Which lines of the records contain "date"? Collect every one of them.

Supplied records
****************************************

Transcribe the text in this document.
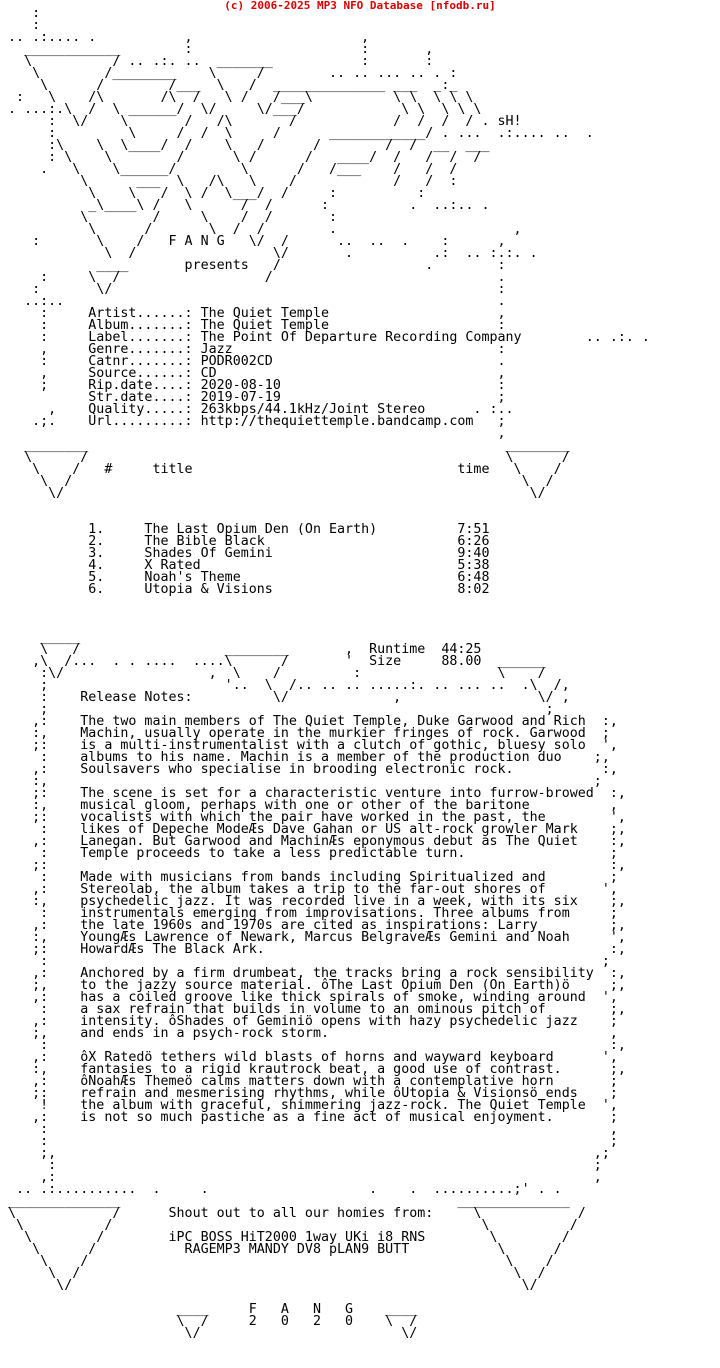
(c) 2006-2025 MP3 NFO Database [nfodb.ru]
:
:
.. .:.... .           ,                     ,
____________        :                     :       ,
\          / .. .:. ..  _______           :       :
\        /________    \     /        .. .. ... .. . :
\      /        /___  \   /  ______________ ___  _:_
:   \    /\       /\  /   \ /   /___\          \ \  \ \ \
. ...:.\  /  \ ______/  \/     \/___/            \ \  \ \ \
:  \/    \       /   /\       /            /  /  /  / . sH!
:         \     /  /  \     /      ____________/ . ...  .:.... ..  .
:\    \  \____/  /    \   /      /        /  /  __  ___
: \    \        /      \ /      /   ____/  /   /  /  /
.   \    \______/        \      /   /___    /   /  /
\      ___  \   /\   \    /            /   /  :
\    \   /  \ /  \___/  /     :          :
_\____\ /   \      /  /      :          .  ..:.. .
\        /     \    /  /       :
\      /       \  /  /        .                      ,
:       \    /   F A N G   \/  /      ..  ..  .    :      ,
\  /                 \/       .          .:  .. :.:. .
____       presents   /                  .        :
:     \  /                  /                            .
:       \/                                                :
..:..                                                      .
:     Artist......: The Quiet Temple                     ,
:     Album.......: The Quiet Temple                     :
:     Label.......: The Point Of Departure Recording Company        .. .:. .
,     Genre.......: Jazz                                 :
:     Catnr.......: PODR002CD                            .
,     Source......: CD                                   ,
;     Rip.date....: 2020-08-10                           :
Str.date....: 2019-07-19                           ;
,    Quality.....: 263kbps/44.1kHz/Joint Stereo      . :..
.;.    Url.........: http://thequiettemple.bandcamp.com   ;
,
________                                                    ________
\      /                                                    \      /
\    /   #     title                                 time   \    /
\  /                                                        \  /
\/                                                          \/

1.     The Last Opium Den (On Earth)          7:51
2.     The Bible Black                        6:26
3.     Shades Of Gemini                       9:40
4.     X Rated                                5:38
5.     Noah's Theme                           6:48
6.     Utopia & Visions                       8:02

_____
\   /                  ________       ,  Runtime  44:25
,\  /...  . . ....  ....\      /       '  Size     88.00  ______
:\/                  ,  \    /         :                 \    /
;                      '..  \  /.. .. .. .....:. .. ... ..  .\  /,
:    Release Notes:          \/             ,                 \/ ,
;                                                              ;
,:    The two main members of The Quiet Temple, Duke Garwood and Rich  :,
:,    Machin, usually operate in the murkier fringes of rock. Garwood  ;
;:    is a multi-instrumentalist with a clutch of gothic, bluesy solo  ',
:    albums to his name. Machin is a member of the production duo    ;,
,:    Soulsavers who specialise in brooding electronic rock.           :,
:,                                                                    ;
;:    The scene is set for a characteristic venture into furrow-browed  :,
:,    musical gloom, perhaps with one or other of the baritone          ,
;:    vocalists with which the pair have worked in the past, the        ',
:    likes of Depeche ModeÆs Dave Gahan or US alt-rock growler Mark    ;,
,:    Lanegan. But Garwood and MachinÆs eponymous debut as The Quiet    :,
:    Temple proceeds to take a less predictable turn.                  ;
;:                                                                      :,
:    Made with musicians from bands including Spiritualized and        ;
,:    Stereolab, the album takes a trip to the far-out shores of       ',
:,    psychedelic jazz. It was recorded live in a week, with its six    ;,
:    instrumentals emerging from improvisations. Three albums from     ;
,:    the late 1960s and 1970s are cited as inspirations: Larry         ;,
:,    YoungÆs Lawrence of Newark, Marcus BelgraveÆs Gemini and Noah     ',
;:    HowardÆs The Black Ark.                                           :,
:                                                                     ;
,:    Anchored by a firm drumbeat, the tracks bring a rock sensibility  :,
;,    to the jazzy source material. ôThe Last Opium Den (On Earth)ö     ;,
,:    has a coiled groove like thick spirals of smoke, winding around  ',
:    a sax refrain that builds in volume to an ominous pitch of        ;,
,:    intensity. ôShades of Geminiö opens with hazy psychedelic jazz    ;
;,    and ends in a psych-rock storm.                                   ,
:                                                                      :,
,:    ôX Ratedö tethers wild blasts of horns and wayward keyboard      ',
:,    fantasies to a rigid krautrock beat, a good use of contrast.      ;,
,:    ôNoahÆs Themeö calms matters down with a contemplative horn       ;
;:    refrain and mesmerising rhythms, while ôUtopia & Visionsö ends    ;
!    the album with graceful, shimmering jazz-rock. The Quiet Temple  ',
,:    is not so much pastiche as a fine act of musical enjoyment.       ;
:                                                                      ,
:                                                                      ;
;,                                                                   ,;
:                                                                   ;
,:                                                                   ,
.. .:..........  .     .                    .    .  ..........;' . .
______________                                          ______________
\            /      Shout out to all our homies from:     \            /
\          /                                              \          /
\        /        iPC BOSS HiT2000 1way UKi i8 RNS        \        /
\      /           RAGEMP3 MANDY DV8 pLAN9 BUTT           \      /
\    /                                                    \    /
\  /                                                      \  /
\/                                                        \/

____     F   A   N   G    ____
\  /     2   0   2   0    \  /
\/                         \/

****************************************

Solved problem
;     Rip.date....: 2020-08-10                           :
Str.date....: 2019-07-19                           ;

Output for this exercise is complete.